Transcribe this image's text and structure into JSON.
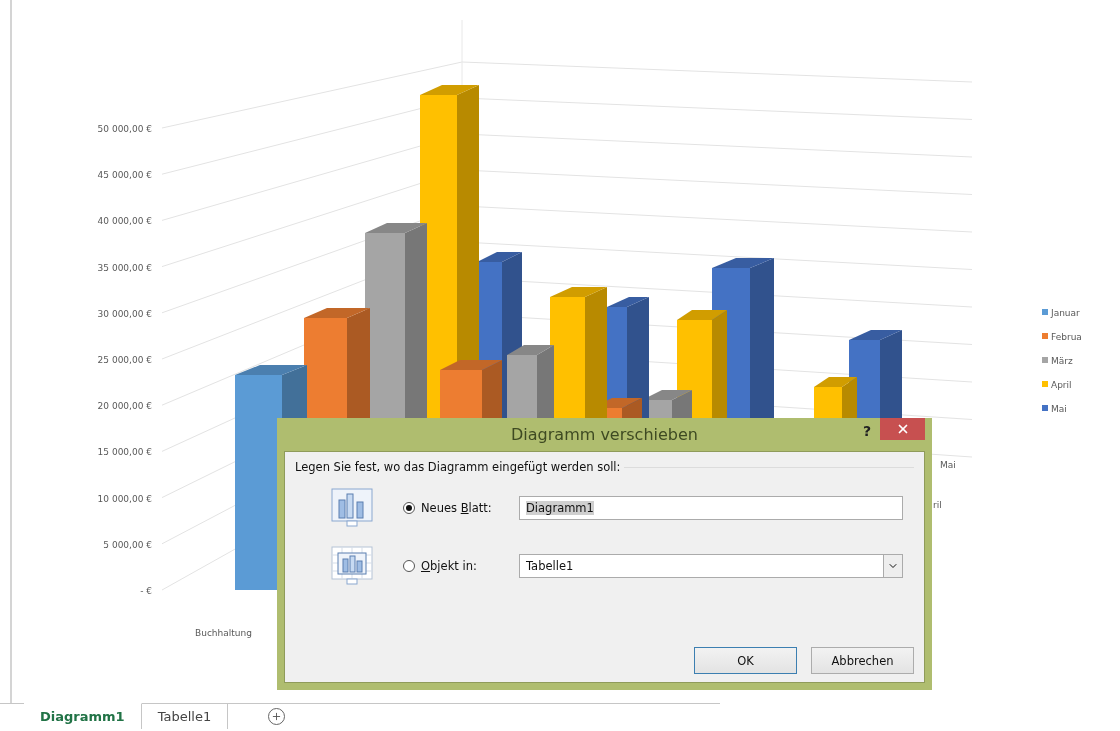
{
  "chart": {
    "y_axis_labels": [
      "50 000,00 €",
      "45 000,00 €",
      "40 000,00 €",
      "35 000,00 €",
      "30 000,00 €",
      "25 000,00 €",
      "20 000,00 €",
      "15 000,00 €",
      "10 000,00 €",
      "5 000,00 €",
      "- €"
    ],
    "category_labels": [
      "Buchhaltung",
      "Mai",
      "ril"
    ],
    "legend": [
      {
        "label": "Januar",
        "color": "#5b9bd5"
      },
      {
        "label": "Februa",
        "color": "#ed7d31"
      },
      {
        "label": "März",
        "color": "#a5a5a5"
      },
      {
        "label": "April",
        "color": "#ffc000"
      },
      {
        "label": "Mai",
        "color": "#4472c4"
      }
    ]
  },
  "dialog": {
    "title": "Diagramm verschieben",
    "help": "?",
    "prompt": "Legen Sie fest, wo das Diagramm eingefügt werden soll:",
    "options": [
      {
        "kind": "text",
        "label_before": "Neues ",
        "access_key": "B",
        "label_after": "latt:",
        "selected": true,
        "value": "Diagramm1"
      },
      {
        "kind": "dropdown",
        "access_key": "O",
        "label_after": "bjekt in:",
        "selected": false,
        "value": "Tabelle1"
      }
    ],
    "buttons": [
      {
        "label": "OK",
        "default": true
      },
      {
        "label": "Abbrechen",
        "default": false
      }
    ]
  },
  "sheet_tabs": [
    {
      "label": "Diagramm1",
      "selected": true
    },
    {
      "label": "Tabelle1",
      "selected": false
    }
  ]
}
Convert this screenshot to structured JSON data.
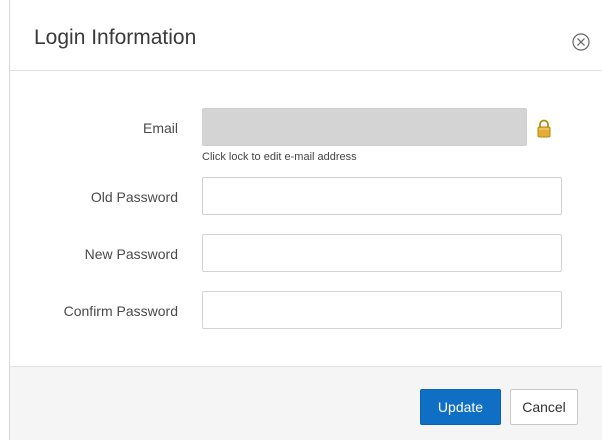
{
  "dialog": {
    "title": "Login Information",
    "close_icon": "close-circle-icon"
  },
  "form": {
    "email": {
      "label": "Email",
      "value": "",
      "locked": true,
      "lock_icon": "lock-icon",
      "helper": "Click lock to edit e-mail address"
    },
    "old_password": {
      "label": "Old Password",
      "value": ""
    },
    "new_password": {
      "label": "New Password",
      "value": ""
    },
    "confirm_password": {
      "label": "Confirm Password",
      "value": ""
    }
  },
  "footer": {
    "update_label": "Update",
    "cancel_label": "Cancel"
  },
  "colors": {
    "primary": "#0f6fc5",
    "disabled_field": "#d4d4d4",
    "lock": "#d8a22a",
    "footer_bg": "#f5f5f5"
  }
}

...

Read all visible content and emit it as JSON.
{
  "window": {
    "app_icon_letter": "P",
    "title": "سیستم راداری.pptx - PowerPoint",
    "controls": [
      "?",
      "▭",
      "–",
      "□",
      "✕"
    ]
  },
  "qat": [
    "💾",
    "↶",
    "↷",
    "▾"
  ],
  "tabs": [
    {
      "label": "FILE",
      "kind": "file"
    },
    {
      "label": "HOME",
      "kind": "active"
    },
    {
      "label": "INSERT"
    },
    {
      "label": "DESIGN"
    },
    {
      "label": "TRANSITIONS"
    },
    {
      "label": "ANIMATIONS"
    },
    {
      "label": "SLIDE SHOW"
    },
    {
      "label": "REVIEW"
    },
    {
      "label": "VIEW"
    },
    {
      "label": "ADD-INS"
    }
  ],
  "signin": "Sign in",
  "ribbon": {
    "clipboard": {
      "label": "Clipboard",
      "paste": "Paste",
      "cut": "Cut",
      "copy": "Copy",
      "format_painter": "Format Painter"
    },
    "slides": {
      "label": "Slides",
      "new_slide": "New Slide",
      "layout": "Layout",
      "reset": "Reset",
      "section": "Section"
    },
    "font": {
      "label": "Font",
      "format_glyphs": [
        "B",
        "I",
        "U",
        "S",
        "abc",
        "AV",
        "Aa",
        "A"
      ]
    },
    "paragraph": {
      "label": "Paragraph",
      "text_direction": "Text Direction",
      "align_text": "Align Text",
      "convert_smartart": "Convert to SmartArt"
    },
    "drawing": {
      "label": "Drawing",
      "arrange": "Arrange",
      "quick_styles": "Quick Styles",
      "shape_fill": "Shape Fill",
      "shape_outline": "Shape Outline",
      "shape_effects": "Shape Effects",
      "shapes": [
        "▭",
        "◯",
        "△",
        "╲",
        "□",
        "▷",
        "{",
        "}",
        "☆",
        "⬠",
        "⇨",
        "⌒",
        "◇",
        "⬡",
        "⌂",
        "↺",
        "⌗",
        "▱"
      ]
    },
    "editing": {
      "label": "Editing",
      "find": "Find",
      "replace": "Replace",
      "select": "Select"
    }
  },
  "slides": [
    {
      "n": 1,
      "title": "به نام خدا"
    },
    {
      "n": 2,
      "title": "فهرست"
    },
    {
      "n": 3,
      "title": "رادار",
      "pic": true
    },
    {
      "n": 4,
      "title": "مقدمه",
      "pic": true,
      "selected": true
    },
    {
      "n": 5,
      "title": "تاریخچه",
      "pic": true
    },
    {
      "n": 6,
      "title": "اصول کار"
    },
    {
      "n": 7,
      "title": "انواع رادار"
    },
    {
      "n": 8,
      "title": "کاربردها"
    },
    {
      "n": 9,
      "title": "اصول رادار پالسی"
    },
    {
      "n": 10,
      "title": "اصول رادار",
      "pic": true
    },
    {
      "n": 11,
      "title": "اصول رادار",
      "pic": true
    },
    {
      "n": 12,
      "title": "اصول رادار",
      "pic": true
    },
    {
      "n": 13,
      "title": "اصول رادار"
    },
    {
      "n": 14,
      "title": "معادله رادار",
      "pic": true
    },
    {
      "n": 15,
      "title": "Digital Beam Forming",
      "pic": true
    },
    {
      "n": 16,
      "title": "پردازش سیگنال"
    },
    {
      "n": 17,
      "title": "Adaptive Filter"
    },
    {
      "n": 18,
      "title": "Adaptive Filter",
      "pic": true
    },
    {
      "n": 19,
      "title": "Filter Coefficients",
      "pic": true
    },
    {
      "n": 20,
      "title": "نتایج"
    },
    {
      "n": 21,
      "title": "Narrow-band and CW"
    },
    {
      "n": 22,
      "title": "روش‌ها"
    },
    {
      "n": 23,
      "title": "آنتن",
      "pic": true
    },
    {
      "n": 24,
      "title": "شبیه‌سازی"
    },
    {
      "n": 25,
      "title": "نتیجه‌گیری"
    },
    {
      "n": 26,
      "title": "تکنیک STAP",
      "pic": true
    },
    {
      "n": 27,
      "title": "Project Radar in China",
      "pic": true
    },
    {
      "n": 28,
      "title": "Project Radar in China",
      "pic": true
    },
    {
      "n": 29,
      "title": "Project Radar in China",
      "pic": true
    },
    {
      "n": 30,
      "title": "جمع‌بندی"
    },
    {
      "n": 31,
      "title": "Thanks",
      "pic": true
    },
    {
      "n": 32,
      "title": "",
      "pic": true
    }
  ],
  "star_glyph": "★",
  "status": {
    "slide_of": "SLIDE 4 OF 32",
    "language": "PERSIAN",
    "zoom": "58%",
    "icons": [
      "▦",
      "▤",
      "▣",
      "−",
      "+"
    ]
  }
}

▶ WHAT NEEDS TO BE DONE: Copy all lines from the data that hold the word "kind".

▶ CORRECT RESPONSE:
        "kind": "text",
        "kind": "dropdown",
      "kind": "file"
      "kind": "active"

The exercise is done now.